→ **What is asked**: Write out every entry exactly as given, but omit the pictures.

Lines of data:

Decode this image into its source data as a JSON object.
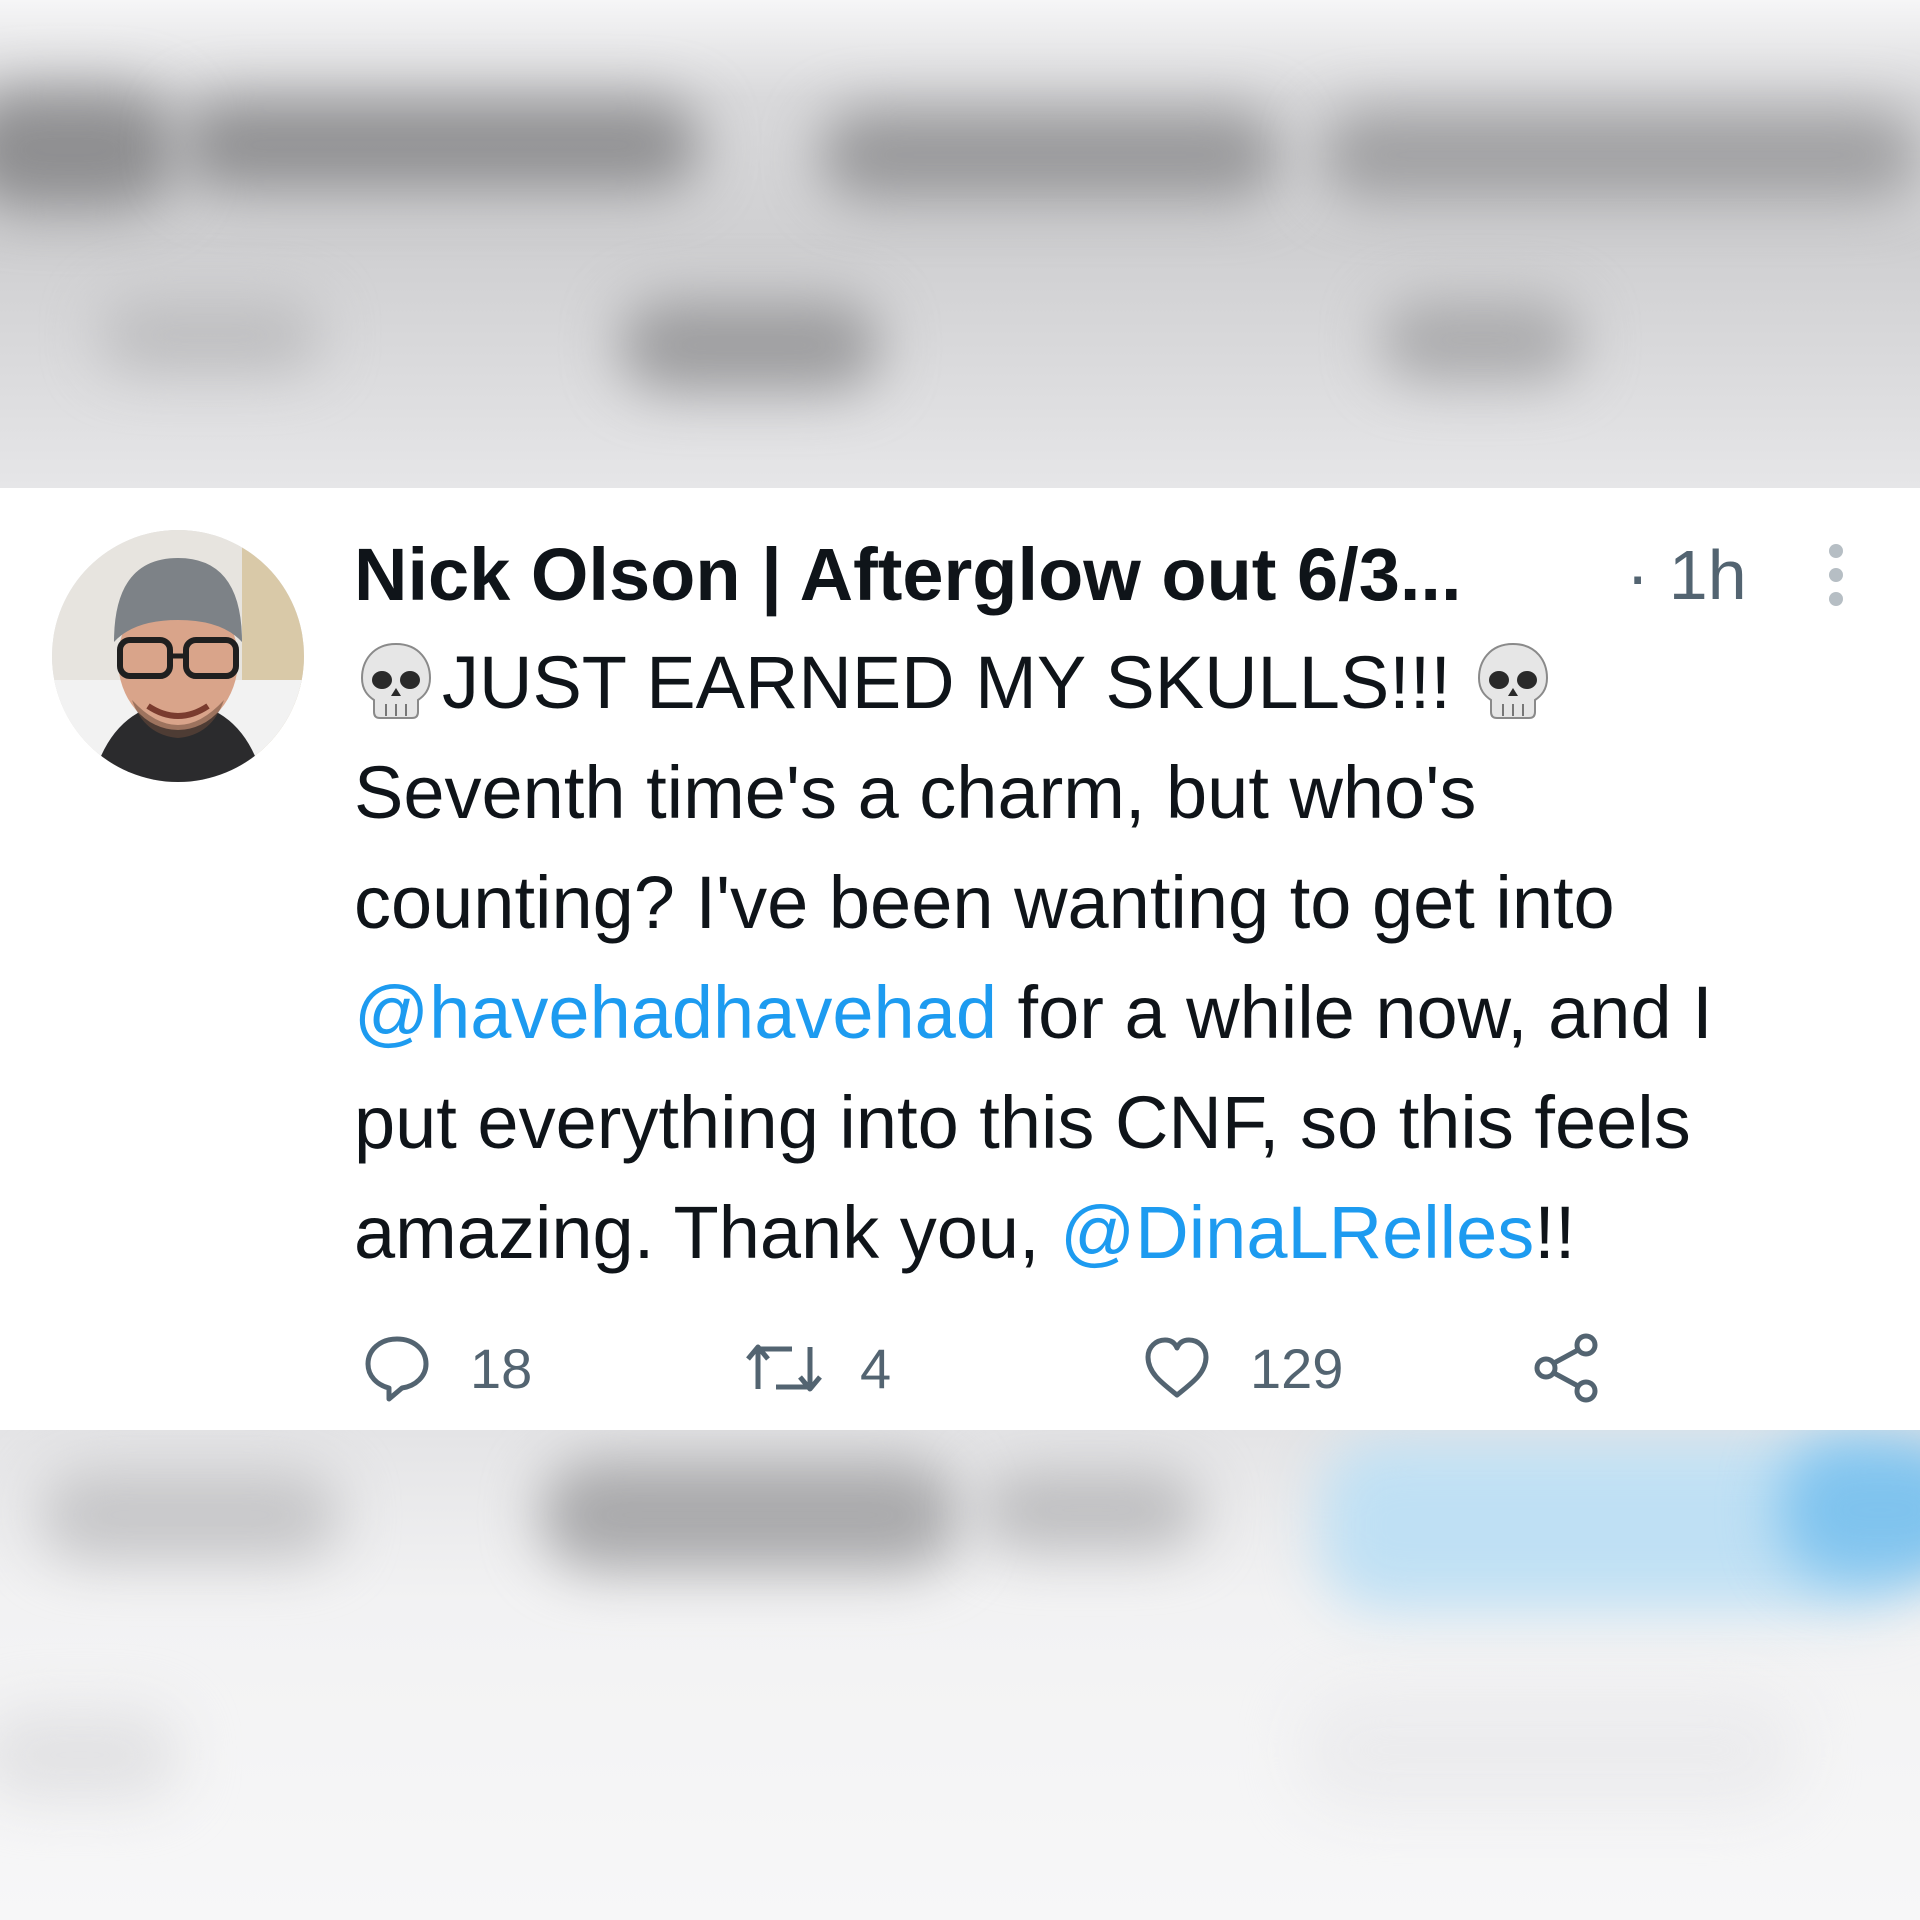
{
  "tweet": {
    "author_name": "Nick Olson | Afterglow out 6/3...",
    "separator": "·",
    "time": "1h",
    "body": {
      "line1_text": "JUST EARNED MY SKULLS!!!",
      "line2": "Seventh time's a charm, but who's",
      "line3": "counting? I've been wanting to get into",
      "line4_mention": "@havehadhavehad",
      "line4_rest": " for a while now, and I",
      "line5": "put everything into this CNF, so this feels",
      "line6_pre": "amazing. Thank you, ",
      "line6_mention": "@DinaLRelles",
      "line6_post": "!!"
    },
    "icons": {
      "leading_emoji": "skull-emoji",
      "trailing_emoji": "skull-emoji",
      "avatar": "profile-photo"
    },
    "actions": {
      "replies": "18",
      "retweets": "4",
      "likes": "129"
    }
  },
  "colors": {
    "mention": "#1d9bf0",
    "text": "#0f1419",
    "secondary": "#536471",
    "card_background": "#ffffff"
  }
}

→ **Completed task**:
Decode this image into its source data as a JSON object.
{
  "tweet": {
    "author_name": "Nick Olson | Afterglow out 6/3...",
    "separator": "·",
    "time": "1h",
    "body": {
      "line1_text": "JUST EARNED MY SKULLS!!!",
      "line2": "Seventh time's a charm, but who's",
      "line3": "counting? I've been wanting to get into",
      "line4_mention": "@havehadhavehad",
      "line4_rest": " for a while now, and I",
      "line5": "put everything into this CNF, so this feels",
      "line6_pre": "amazing. Thank you, ",
      "line6_mention": "@DinaLRelles",
      "line6_post": "!!"
    },
    "icons": {
      "leading_emoji": "skull-emoji",
      "trailing_emoji": "skull-emoji",
      "avatar": "profile-photo"
    },
    "actions": {
      "replies": "18",
      "retweets": "4",
      "likes": "129"
    }
  },
  "colors": {
    "mention": "#1d9bf0",
    "text": "#0f1419",
    "secondary": "#536471",
    "card_background": "#ffffff"
  }
}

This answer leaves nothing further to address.